Problem statement >>
Look through the lines below and extract any with the word "symbol".

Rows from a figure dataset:

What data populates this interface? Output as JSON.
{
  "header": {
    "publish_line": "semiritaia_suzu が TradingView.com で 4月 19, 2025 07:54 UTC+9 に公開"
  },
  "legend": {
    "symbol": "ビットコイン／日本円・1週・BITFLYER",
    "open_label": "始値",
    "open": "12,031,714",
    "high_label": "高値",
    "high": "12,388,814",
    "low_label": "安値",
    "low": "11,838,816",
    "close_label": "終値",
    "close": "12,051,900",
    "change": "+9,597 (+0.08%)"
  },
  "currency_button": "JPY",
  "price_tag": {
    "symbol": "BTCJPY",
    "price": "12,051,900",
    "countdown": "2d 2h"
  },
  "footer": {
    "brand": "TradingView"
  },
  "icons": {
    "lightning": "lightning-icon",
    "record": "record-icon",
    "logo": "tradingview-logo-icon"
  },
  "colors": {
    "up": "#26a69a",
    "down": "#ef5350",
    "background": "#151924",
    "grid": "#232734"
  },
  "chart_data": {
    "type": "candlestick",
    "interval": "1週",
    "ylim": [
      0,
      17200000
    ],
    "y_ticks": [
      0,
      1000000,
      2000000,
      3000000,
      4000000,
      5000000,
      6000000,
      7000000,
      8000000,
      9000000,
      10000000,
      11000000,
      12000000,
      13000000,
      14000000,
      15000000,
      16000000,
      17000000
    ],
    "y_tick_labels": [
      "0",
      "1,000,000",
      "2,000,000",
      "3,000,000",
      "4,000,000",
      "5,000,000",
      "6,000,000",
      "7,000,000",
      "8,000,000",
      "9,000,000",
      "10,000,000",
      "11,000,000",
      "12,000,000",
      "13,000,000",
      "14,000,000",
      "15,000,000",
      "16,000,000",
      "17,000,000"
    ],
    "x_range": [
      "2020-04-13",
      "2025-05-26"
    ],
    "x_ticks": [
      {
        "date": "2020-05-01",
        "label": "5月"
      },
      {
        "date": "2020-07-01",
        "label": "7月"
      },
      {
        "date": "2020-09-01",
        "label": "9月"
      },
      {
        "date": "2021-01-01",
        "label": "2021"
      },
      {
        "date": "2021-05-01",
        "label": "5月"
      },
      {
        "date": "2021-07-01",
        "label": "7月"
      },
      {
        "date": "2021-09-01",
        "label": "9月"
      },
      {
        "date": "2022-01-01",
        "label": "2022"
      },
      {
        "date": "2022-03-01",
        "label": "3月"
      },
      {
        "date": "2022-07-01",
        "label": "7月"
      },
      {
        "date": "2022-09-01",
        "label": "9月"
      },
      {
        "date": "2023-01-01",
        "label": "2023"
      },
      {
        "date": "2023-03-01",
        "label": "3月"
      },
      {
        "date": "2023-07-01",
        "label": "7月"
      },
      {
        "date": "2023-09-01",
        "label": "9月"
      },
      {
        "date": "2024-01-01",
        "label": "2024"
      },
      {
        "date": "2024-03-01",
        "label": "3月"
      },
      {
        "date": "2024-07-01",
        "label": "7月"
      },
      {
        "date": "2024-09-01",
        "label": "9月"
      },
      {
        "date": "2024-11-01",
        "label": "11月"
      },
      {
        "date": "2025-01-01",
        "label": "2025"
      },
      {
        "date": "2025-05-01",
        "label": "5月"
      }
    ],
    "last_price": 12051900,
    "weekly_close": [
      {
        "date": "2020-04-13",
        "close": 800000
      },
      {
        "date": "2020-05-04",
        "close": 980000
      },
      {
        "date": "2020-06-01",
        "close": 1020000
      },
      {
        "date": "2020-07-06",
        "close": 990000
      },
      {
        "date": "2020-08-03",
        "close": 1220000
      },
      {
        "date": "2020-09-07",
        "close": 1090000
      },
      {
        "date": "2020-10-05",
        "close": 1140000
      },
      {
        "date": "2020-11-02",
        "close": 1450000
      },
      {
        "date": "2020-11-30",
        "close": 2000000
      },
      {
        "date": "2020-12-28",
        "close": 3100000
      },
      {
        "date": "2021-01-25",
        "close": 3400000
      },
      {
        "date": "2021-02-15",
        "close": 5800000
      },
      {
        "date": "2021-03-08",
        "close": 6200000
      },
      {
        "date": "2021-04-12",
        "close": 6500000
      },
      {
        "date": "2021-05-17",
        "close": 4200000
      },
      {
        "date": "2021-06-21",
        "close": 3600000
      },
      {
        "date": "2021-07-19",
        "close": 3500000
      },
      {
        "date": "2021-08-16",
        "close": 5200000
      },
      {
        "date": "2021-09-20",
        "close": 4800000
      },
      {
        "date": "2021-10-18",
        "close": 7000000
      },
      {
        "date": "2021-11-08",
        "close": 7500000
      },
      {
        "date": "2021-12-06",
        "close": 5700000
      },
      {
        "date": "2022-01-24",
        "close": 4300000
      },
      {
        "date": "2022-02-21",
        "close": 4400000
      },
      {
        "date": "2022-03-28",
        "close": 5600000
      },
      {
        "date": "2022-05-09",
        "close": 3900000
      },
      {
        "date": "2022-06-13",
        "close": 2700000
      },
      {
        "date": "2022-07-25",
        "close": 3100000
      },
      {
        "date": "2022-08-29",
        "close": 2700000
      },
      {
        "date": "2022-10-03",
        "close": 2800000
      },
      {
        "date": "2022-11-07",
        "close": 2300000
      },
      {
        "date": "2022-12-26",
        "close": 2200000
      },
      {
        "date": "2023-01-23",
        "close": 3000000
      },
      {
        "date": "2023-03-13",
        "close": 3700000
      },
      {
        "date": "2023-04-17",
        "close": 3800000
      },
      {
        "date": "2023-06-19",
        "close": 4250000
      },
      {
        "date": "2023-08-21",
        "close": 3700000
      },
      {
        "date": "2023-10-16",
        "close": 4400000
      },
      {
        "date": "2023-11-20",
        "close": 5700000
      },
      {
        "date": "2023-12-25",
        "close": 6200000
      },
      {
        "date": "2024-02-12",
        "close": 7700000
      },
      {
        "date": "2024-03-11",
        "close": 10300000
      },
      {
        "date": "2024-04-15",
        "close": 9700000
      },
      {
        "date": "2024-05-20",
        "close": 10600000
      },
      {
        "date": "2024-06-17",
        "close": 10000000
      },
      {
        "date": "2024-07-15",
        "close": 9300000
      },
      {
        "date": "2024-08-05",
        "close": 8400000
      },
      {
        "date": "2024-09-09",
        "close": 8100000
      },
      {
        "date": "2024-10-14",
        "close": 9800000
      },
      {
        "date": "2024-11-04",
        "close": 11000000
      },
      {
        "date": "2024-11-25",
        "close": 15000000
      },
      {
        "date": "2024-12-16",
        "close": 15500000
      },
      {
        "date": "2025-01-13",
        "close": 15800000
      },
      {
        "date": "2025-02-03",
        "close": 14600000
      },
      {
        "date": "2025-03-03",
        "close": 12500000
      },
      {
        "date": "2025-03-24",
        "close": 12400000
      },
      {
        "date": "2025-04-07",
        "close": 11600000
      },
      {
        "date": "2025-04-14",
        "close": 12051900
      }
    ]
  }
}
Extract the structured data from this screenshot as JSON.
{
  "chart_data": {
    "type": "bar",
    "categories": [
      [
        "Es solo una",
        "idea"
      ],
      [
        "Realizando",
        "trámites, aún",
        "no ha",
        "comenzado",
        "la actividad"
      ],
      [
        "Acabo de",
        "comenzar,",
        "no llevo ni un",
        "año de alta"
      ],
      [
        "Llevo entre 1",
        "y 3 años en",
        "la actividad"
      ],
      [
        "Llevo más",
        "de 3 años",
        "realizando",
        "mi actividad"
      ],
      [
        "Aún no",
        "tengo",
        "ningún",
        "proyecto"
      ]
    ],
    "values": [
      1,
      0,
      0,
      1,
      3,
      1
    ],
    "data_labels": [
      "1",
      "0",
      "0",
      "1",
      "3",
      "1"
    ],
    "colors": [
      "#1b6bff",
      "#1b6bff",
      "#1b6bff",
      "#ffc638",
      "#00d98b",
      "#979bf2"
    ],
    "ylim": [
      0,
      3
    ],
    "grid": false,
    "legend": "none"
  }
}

Response to the exercise >>
    "symbol": "ビットコイン／日本円・1週・BITFLYER",
    "symbol": "BTCJPY",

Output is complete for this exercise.